* Given task *
Quote the data below in full, please, without altering anything.
** START OF Records for this task **
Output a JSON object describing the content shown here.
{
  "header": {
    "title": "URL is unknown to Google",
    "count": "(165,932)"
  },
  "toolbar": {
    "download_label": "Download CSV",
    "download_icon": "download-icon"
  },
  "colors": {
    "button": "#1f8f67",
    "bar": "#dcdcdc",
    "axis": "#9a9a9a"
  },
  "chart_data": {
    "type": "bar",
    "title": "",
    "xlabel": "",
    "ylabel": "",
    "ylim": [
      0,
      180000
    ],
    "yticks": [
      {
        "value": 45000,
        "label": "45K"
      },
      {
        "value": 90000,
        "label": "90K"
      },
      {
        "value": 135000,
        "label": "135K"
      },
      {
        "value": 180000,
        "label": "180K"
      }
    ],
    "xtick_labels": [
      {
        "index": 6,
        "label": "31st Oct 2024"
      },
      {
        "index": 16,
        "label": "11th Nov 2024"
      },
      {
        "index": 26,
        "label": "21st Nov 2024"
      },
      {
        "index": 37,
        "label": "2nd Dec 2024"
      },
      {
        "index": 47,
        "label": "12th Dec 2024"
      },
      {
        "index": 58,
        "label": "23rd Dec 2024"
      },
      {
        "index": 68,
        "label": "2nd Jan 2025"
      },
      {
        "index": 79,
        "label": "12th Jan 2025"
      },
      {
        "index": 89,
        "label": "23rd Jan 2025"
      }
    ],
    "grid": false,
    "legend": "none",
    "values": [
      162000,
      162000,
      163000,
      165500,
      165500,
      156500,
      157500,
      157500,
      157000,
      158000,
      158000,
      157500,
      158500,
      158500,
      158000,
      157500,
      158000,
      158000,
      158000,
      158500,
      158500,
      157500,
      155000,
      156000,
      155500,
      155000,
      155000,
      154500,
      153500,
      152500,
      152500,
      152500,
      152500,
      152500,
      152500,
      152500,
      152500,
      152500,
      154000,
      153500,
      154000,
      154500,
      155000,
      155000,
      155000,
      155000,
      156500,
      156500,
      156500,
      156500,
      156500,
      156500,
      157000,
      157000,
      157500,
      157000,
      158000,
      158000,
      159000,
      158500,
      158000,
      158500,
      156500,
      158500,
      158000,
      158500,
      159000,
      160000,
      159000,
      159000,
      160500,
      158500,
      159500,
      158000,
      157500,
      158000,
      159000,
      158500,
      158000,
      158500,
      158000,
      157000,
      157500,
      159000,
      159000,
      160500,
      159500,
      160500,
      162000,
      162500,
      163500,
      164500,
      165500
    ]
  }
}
** END OF Records for this task **
* Solution for this task *
Output a JSON object describing the content shown here.
{
  "header": {
    "title": "URL is unknown to Google",
    "count": "(165,932)"
  },
  "toolbar": {
    "download_label": "Download CSV",
    "download_icon": "download-icon"
  },
  "colors": {
    "button": "#1f8f67",
    "bar": "#dcdcdc",
    "axis": "#9a9a9a"
  },
  "chart_data": {
    "type": "bar",
    "title": "",
    "xlabel": "",
    "ylabel": "",
    "ylim": [
      0,
      180000
    ],
    "yticks": [
      {
        "value": 45000,
        "label": "45K"
      },
      {
        "value": 90000,
        "label": "90K"
      },
      {
        "value": 135000,
        "label": "135K"
      },
      {
        "value": 180000,
        "label": "180K"
      }
    ],
    "xtick_labels": [
      {
        "index": 6,
        "label": "31st Oct 2024"
      },
      {
        "index": 16,
        "label": "11th Nov 2024"
      },
      {
        "index": 26,
        "label": "21st Nov 2024"
      },
      {
        "index": 37,
        "label": "2nd Dec 2024"
      },
      {
        "index": 47,
        "label": "12th Dec 2024"
      },
      {
        "index": 58,
        "label": "23rd Dec 2024"
      },
      {
        "index": 68,
        "label": "2nd Jan 2025"
      },
      {
        "index": 79,
        "label": "12th Jan 2025"
      },
      {
        "index": 89,
        "label": "23rd Jan 2025"
      }
    ],
    "grid": false,
    "legend": "none",
    "values": [
      162000,
      162000,
      163000,
      165500,
      165500,
      156500,
      157500,
      157500,
      157000,
      158000,
      158000,
      157500,
      158500,
      158500,
      158000,
      157500,
      158000,
      158000,
      158000,
      158500,
      158500,
      157500,
      155000,
      156000,
      155500,
      155000,
      155000,
      154500,
      153500,
      152500,
      152500,
      152500,
      152500,
      152500,
      152500,
      152500,
      152500,
      152500,
      154000,
      153500,
      154000,
      154500,
      155000,
      155000,
      155000,
      155000,
      156500,
      156500,
      156500,
      156500,
      156500,
      156500,
      157000,
      157000,
      157500,
      157000,
      158000,
      158000,
      159000,
      158500,
      158000,
      158500,
      156500,
      158500,
      158000,
      158500,
      159000,
      160000,
      159000,
      159000,
      160500,
      158500,
      159500,
      158000,
      157500,
      158000,
      159000,
      158500,
      158000,
      158500,
      158000,
      157000,
      157500,
      159000,
      159000,
      160500,
      159500,
      160500,
      162000,
      162500,
      163500,
      164500,
      165500
    ]
  }
}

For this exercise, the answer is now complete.